[Figure contents as structured data]
^^^^
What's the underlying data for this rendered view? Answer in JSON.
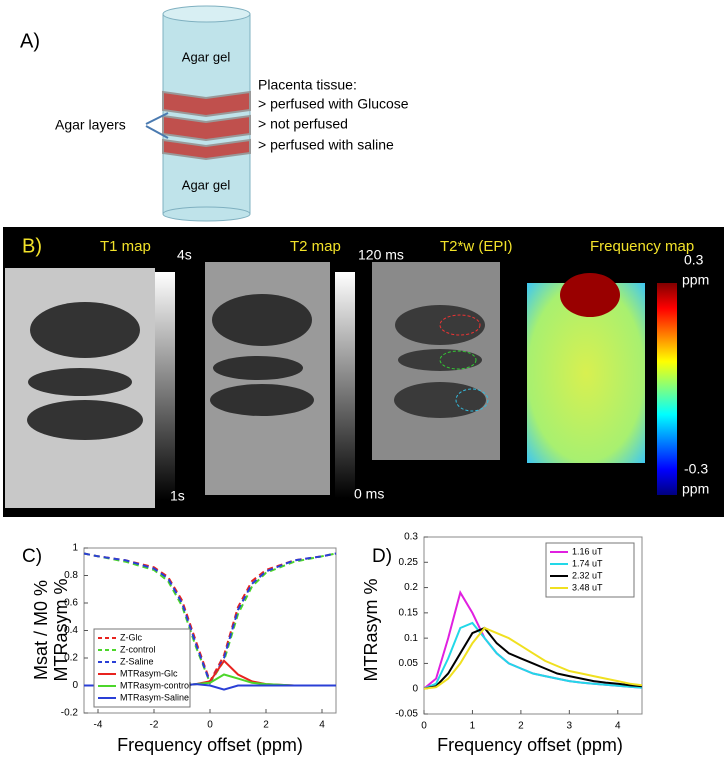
{
  "panel_a": {
    "label": "A)",
    "top_layer": "Agar gel",
    "bottom_layer": "Agar gel",
    "agar_layers": "Agar layers",
    "tissue_title": "Placenta tissue:",
    "tissue_items": [
      "> perfused with Glucose",
      "> not perfused",
      "> perfused with saline"
    ]
  },
  "panel_b": {
    "label": "B)",
    "maps": [
      "T1 map",
      "T2 map",
      "T2*w (EPI)",
      "Frequency map"
    ],
    "t1_bar": [
      "4s",
      "1s"
    ],
    "t2_bar": [
      "120 ms",
      "0 ms"
    ],
    "freq_bar": [
      "0.3",
      "ppm",
      "-0.3",
      "ppm"
    ]
  },
  "chart_data": [
    {
      "type": "line",
      "panel": "C)",
      "xlabel": "Frequency offset (ppm)",
      "ylabel": "Msat / M0 %",
      "ylabel2": "MTRasym %",
      "x": [
        -4.5,
        -4,
        -3,
        -2,
        -1.5,
        -1,
        -0.5,
        0,
        0.5,
        1,
        1.5,
        2,
        3,
        4,
        4.5
      ],
      "xlim": [
        -4.5,
        4.5
      ],
      "xticks": [
        -4,
        -2,
        0,
        2,
        4
      ],
      "ylim": [
        -0.2,
        1
      ],
      "yticks": [
        -0.2,
        0,
        0.2,
        0.4,
        0.6,
        0.8,
        1
      ],
      "legend": "lower left",
      "series": [
        {
          "name": "Z-Glc",
          "color": "#e8231f",
          "linestyle": "dashed",
          "values": [
            0.96,
            0.94,
            0.91,
            0.86,
            0.79,
            0.62,
            0.32,
            0.03,
            0.22,
            0.57,
            0.76,
            0.84,
            0.91,
            0.94,
            0.96
          ]
        },
        {
          "name": "Z-control",
          "color": "#4cd62a",
          "linestyle": "dashed",
          "values": [
            0.96,
            0.94,
            0.9,
            0.84,
            0.76,
            0.58,
            0.28,
            0.02,
            0.18,
            0.52,
            0.72,
            0.82,
            0.9,
            0.94,
            0.96
          ]
        },
        {
          "name": "Z-Saline",
          "color": "#2a3fd6",
          "linestyle": "dashed",
          "values": [
            0.96,
            0.94,
            0.91,
            0.85,
            0.78,
            0.6,
            0.3,
            0.02,
            0.2,
            0.55,
            0.74,
            0.83,
            0.91,
            0.94,
            0.96
          ]
        },
        {
          "name": "MTRasym-Glc",
          "color": "#e8231f",
          "linestyle": "solid",
          "values": [
            0,
            0,
            0,
            0,
            0,
            0,
            0.01,
            0.03,
            0.18,
            0.08,
            0.03,
            0.01,
            0,
            0,
            0
          ]
        },
        {
          "name": "MTRasym-control",
          "color": "#4cd62a",
          "linestyle": "solid",
          "values": [
            0,
            0,
            0,
            0,
            0,
            0,
            0.01,
            0.02,
            0.08,
            0.05,
            0.02,
            0.01,
            0,
            0,
            0
          ]
        },
        {
          "name": "MTRasym-Saline",
          "color": "#2a3fd6",
          "linestyle": "solid",
          "values": [
            0,
            0,
            0,
            0,
            0,
            0,
            0.01,
            0.0,
            -0.03,
            0.0,
            0,
            0,
            0,
            0,
            0
          ]
        }
      ]
    },
    {
      "type": "line",
      "panel": "D)",
      "xlabel": "Frequency offset (ppm)",
      "ylabel": "MTRasym %",
      "x": [
        0,
        0.25,
        0.5,
        0.75,
        1,
        1.25,
        1.5,
        1.75,
        2,
        2.25,
        2.5,
        2.75,
        3,
        3.25,
        3.5,
        3.75,
        4,
        4.25,
        4.5
      ],
      "xlim": [
        0,
        4.5
      ],
      "xticks": [
        0,
        1,
        2,
        3,
        4
      ],
      "ylim": [
        -0.05,
        0.3
      ],
      "yticks": [
        -0.05,
        0,
        0.05,
        0.1,
        0.15,
        0.2,
        0.25,
        0.3
      ],
      "legend": "upper right",
      "series": [
        {
          "name": "1.16 uT",
          "color": "#e020e0",
          "linestyle": "solid",
          "values": [
            0,
            0.02,
            0.1,
            0.19,
            0.15,
            0.1,
            0.07,
            0.05,
            0.04,
            0.03,
            0.025,
            0.02,
            0.015,
            0.012,
            0.01,
            0.008,
            0.006,
            0.004,
            0.002
          ]
        },
        {
          "name": "1.74 uT",
          "color": "#22d8e8",
          "linestyle": "solid",
          "values": [
            0,
            0.01,
            0.06,
            0.12,
            0.13,
            0.1,
            0.07,
            0.05,
            0.04,
            0.03,
            0.025,
            0.02,
            0.015,
            0.012,
            0.01,
            0.008,
            0.006,
            0.004,
            0.002
          ]
        },
        {
          "name": "2.32 uT",
          "color": "#000000",
          "linestyle": "solid",
          "values": [
            0,
            0.005,
            0.03,
            0.07,
            0.11,
            0.12,
            0.09,
            0.07,
            0.06,
            0.05,
            0.04,
            0.03,
            0.025,
            0.02,
            0.015,
            0.012,
            0.01,
            0.007,
            0.005
          ]
        },
        {
          "name": "3.48 uT",
          "color": "#f0e020",
          "linestyle": "solid",
          "values": [
            0,
            0.003,
            0.02,
            0.05,
            0.09,
            0.12,
            0.11,
            0.1,
            0.085,
            0.07,
            0.055,
            0.045,
            0.035,
            0.03,
            0.025,
            0.02,
            0.015,
            0.01,
            0.007
          ]
        }
      ]
    }
  ]
}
^^^^
- Short task -
Every entry above should be duplicated exactly. Do not include the images.

- Output for this exercise -
What's the underlying data for this rendered view? Answer in JSON.
{
  "panel_a": {
    "label": "A)",
    "top_layer": "Agar gel",
    "bottom_layer": "Agar gel",
    "agar_layers": "Agar layers",
    "tissue_title": "Placenta tissue:",
    "tissue_items": [
      "> perfused with Glucose",
      "> not perfused",
      "> perfused with saline"
    ]
  },
  "panel_b": {
    "label": "B)",
    "maps": [
      "T1 map",
      "T2 map",
      "T2*w (EPI)",
      "Frequency map"
    ],
    "t1_bar": [
      "4s",
      "1s"
    ],
    "t2_bar": [
      "120 ms",
      "0 ms"
    ],
    "freq_bar": [
      "0.3",
      "ppm",
      "-0.3",
      "ppm"
    ]
  },
  "chart_data": [
    {
      "type": "line",
      "panel": "C)",
      "xlabel": "Frequency offset (ppm)",
      "ylabel": "Msat / M0 %",
      "ylabel2": "MTRasym %",
      "x": [
        -4.5,
        -4,
        -3,
        -2,
        -1.5,
        -1,
        -0.5,
        0,
        0.5,
        1,
        1.5,
        2,
        3,
        4,
        4.5
      ],
      "xlim": [
        -4.5,
        4.5
      ],
      "xticks": [
        -4,
        -2,
        0,
        2,
        4
      ],
      "ylim": [
        -0.2,
        1
      ],
      "yticks": [
        -0.2,
        0,
        0.2,
        0.4,
        0.6,
        0.8,
        1
      ],
      "legend": "lower left",
      "series": [
        {
          "name": "Z-Glc",
          "color": "#e8231f",
          "linestyle": "dashed",
          "values": [
            0.96,
            0.94,
            0.91,
            0.86,
            0.79,
            0.62,
            0.32,
            0.03,
            0.22,
            0.57,
            0.76,
            0.84,
            0.91,
            0.94,
            0.96
          ]
        },
        {
          "name": "Z-control",
          "color": "#4cd62a",
          "linestyle": "dashed",
          "values": [
            0.96,
            0.94,
            0.9,
            0.84,
            0.76,
            0.58,
            0.28,
            0.02,
            0.18,
            0.52,
            0.72,
            0.82,
            0.9,
            0.94,
            0.96
          ]
        },
        {
          "name": "Z-Saline",
          "color": "#2a3fd6",
          "linestyle": "dashed",
          "values": [
            0.96,
            0.94,
            0.91,
            0.85,
            0.78,
            0.6,
            0.3,
            0.02,
            0.2,
            0.55,
            0.74,
            0.83,
            0.91,
            0.94,
            0.96
          ]
        },
        {
          "name": "MTRasym-Glc",
          "color": "#e8231f",
          "linestyle": "solid",
          "values": [
            0,
            0,
            0,
            0,
            0,
            0,
            0.01,
            0.03,
            0.18,
            0.08,
            0.03,
            0.01,
            0,
            0,
            0
          ]
        },
        {
          "name": "MTRasym-control",
          "color": "#4cd62a",
          "linestyle": "solid",
          "values": [
            0,
            0,
            0,
            0,
            0,
            0,
            0.01,
            0.02,
            0.08,
            0.05,
            0.02,
            0.01,
            0,
            0,
            0
          ]
        },
        {
          "name": "MTRasym-Saline",
          "color": "#2a3fd6",
          "linestyle": "solid",
          "values": [
            0,
            0,
            0,
            0,
            0,
            0,
            0.01,
            0.0,
            -0.03,
            0.0,
            0,
            0,
            0,
            0,
            0
          ]
        }
      ]
    },
    {
      "type": "line",
      "panel": "D)",
      "xlabel": "Frequency offset (ppm)",
      "ylabel": "MTRasym %",
      "x": [
        0,
        0.25,
        0.5,
        0.75,
        1,
        1.25,
        1.5,
        1.75,
        2,
        2.25,
        2.5,
        2.75,
        3,
        3.25,
        3.5,
        3.75,
        4,
        4.25,
        4.5
      ],
      "xlim": [
        0,
        4.5
      ],
      "xticks": [
        0,
        1,
        2,
        3,
        4
      ],
      "ylim": [
        -0.05,
        0.3
      ],
      "yticks": [
        -0.05,
        0,
        0.05,
        0.1,
        0.15,
        0.2,
        0.25,
        0.3
      ],
      "legend": "upper right",
      "series": [
        {
          "name": "1.16 uT",
          "color": "#e020e0",
          "linestyle": "solid",
          "values": [
            0,
            0.02,
            0.1,
            0.19,
            0.15,
            0.1,
            0.07,
            0.05,
            0.04,
            0.03,
            0.025,
            0.02,
            0.015,
            0.012,
            0.01,
            0.008,
            0.006,
            0.004,
            0.002
          ]
        },
        {
          "name": "1.74 uT",
          "color": "#22d8e8",
          "linestyle": "solid",
          "values": [
            0,
            0.01,
            0.06,
            0.12,
            0.13,
            0.1,
            0.07,
            0.05,
            0.04,
            0.03,
            0.025,
            0.02,
            0.015,
            0.012,
            0.01,
            0.008,
            0.006,
            0.004,
            0.002
          ]
        },
        {
          "name": "2.32 uT",
          "color": "#000000",
          "linestyle": "solid",
          "values": [
            0,
            0.005,
            0.03,
            0.07,
            0.11,
            0.12,
            0.09,
            0.07,
            0.06,
            0.05,
            0.04,
            0.03,
            0.025,
            0.02,
            0.015,
            0.012,
            0.01,
            0.007,
            0.005
          ]
        },
        {
          "name": "3.48 uT",
          "color": "#f0e020",
          "linestyle": "solid",
          "values": [
            0,
            0.003,
            0.02,
            0.05,
            0.09,
            0.12,
            0.11,
            0.1,
            0.085,
            0.07,
            0.055,
            0.045,
            0.035,
            0.03,
            0.025,
            0.02,
            0.015,
            0.01,
            0.007
          ]
        }
      ]
    }
  ]
}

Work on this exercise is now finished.